(Stored data)
+ + + + +

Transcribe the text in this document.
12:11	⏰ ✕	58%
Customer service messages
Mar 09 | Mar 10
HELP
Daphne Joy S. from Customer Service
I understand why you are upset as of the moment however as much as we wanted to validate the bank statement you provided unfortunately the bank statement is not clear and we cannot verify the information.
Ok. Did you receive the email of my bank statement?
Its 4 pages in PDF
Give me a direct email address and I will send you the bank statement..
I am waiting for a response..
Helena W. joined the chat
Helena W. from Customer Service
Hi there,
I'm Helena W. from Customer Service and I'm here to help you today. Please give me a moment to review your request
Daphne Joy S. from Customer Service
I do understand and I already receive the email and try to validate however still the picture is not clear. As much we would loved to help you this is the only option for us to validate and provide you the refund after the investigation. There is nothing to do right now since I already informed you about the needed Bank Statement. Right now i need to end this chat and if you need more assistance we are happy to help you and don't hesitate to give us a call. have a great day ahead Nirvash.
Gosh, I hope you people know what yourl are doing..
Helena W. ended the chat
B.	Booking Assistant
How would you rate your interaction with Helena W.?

+ + + + +

# Exercise details
Retype the listing. Match it exactly.

# Exercise response
Transcribe the text in this document.
12:11	⏰ ✕	58%
Customer service messages
Mar 09 | Mar 10
HELP
Daphne Joy S. from Customer Service
I understand why you are upset as of the moment however as much as we wanted to validate the bank statement you provided unfortunately the bank statement is not clear and we cannot verify the information.
Ok. Did you receive the email of my bank statement?
Its 4 pages in PDF
Give me a direct email address and I will send you the bank statement..
I am waiting for a response..
Helena W. joined the chat
Helena W. from Customer Service
Hi there,
I'm Helena W. from Customer Service and I'm here to help you today. Please give me a moment to review your request
Daphne Joy S. from Customer Service
I do understand and I already receive the email and try to validate however still the picture is not clear. As much we would loved to help you this is the only option for us to validate and provide you the refund after the investigation. There is nothing to do right now since I already informed you about the needed Bank Statement. Right now i need to end this chat and if you need more assistance we are happy to help you and don't hesitate to give us a call. have a great day ahead Nirvash.
Gosh, I hope you people know what yourl are doing..
Helena W. ended the chat
B.	Booking Assistant
How would you rate your interaction with Helena W.?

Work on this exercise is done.